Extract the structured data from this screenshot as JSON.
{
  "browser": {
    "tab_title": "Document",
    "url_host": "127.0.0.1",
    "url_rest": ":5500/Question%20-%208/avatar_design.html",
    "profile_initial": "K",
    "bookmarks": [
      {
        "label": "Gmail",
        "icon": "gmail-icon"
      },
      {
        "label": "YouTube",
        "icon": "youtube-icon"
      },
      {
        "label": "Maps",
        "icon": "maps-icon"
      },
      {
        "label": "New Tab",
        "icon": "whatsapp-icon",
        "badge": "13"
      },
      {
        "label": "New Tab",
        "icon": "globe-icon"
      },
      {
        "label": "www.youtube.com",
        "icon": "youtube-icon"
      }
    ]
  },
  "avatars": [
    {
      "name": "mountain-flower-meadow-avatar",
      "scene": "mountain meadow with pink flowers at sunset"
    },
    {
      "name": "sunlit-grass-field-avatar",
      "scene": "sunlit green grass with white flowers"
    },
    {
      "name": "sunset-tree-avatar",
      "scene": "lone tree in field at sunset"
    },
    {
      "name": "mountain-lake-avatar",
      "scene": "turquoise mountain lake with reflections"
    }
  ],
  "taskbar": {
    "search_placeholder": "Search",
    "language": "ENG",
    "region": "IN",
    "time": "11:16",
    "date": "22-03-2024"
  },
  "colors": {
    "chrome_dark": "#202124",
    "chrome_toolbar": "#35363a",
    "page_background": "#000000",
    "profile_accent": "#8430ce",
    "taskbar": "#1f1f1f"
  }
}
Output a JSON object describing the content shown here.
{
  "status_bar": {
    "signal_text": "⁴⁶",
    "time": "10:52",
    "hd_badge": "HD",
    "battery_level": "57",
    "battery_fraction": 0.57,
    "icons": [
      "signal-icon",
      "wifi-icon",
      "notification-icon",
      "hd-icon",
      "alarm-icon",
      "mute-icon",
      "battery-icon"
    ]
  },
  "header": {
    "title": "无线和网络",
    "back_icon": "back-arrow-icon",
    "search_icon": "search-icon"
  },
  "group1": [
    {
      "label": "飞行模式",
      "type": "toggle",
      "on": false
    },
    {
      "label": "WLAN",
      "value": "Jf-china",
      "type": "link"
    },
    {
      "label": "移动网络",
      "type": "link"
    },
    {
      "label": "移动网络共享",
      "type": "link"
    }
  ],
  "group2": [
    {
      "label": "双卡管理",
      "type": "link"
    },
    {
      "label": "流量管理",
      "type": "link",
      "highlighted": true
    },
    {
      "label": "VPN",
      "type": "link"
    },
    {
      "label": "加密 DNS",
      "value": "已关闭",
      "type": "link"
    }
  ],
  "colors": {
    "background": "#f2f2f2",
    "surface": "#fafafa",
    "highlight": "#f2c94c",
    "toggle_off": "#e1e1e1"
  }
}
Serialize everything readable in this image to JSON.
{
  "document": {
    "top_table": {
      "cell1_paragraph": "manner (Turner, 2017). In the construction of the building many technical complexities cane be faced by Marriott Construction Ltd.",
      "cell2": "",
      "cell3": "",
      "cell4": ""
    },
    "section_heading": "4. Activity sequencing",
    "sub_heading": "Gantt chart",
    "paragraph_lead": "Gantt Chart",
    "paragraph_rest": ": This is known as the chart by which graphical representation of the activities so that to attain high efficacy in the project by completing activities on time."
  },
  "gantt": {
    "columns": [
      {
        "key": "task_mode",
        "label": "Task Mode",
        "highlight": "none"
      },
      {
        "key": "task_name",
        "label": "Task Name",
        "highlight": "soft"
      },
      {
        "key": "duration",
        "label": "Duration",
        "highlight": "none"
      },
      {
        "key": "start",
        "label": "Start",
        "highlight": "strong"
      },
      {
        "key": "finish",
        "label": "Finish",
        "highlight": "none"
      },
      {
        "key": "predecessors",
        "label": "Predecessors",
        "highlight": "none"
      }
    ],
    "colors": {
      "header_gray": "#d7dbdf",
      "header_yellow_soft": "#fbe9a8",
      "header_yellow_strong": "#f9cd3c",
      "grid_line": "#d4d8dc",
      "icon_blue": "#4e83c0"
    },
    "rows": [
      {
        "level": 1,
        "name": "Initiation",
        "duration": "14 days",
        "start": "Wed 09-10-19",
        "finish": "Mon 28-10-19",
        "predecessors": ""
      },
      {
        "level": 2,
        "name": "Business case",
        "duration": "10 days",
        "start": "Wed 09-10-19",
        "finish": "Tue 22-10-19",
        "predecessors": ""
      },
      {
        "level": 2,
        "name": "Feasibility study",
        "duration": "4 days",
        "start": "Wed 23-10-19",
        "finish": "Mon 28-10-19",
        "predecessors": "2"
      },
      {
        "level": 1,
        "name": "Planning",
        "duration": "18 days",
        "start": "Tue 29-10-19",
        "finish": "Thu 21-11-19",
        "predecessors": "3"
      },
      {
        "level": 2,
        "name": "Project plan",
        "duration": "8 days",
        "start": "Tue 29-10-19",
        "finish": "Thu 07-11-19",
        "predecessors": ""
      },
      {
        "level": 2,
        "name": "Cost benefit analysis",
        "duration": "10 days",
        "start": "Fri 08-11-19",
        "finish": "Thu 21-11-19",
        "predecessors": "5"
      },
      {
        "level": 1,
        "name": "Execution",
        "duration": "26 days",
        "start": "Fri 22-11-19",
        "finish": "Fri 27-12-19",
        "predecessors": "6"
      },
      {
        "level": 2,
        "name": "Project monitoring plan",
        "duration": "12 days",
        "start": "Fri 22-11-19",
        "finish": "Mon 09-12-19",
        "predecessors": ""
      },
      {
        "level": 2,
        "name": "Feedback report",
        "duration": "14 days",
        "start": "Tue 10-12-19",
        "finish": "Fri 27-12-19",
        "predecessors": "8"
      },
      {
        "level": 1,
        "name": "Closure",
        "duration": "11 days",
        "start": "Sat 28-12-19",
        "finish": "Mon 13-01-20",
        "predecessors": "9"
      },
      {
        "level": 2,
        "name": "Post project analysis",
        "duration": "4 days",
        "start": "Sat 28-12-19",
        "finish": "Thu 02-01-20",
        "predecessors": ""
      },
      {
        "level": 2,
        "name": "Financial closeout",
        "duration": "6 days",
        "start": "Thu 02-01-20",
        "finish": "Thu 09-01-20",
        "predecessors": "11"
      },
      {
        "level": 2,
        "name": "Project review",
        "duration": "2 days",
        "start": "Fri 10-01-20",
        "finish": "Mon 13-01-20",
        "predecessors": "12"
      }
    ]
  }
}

------------------------------------

Work required
Find the lines above holding the word "with" and show them.

Correct output
      "scene": "mountain meadow with pink flowers at sunset"
      "scene": "sunlit green grass with white flowers"
      "scene": "turquoise mountain lake with reflections"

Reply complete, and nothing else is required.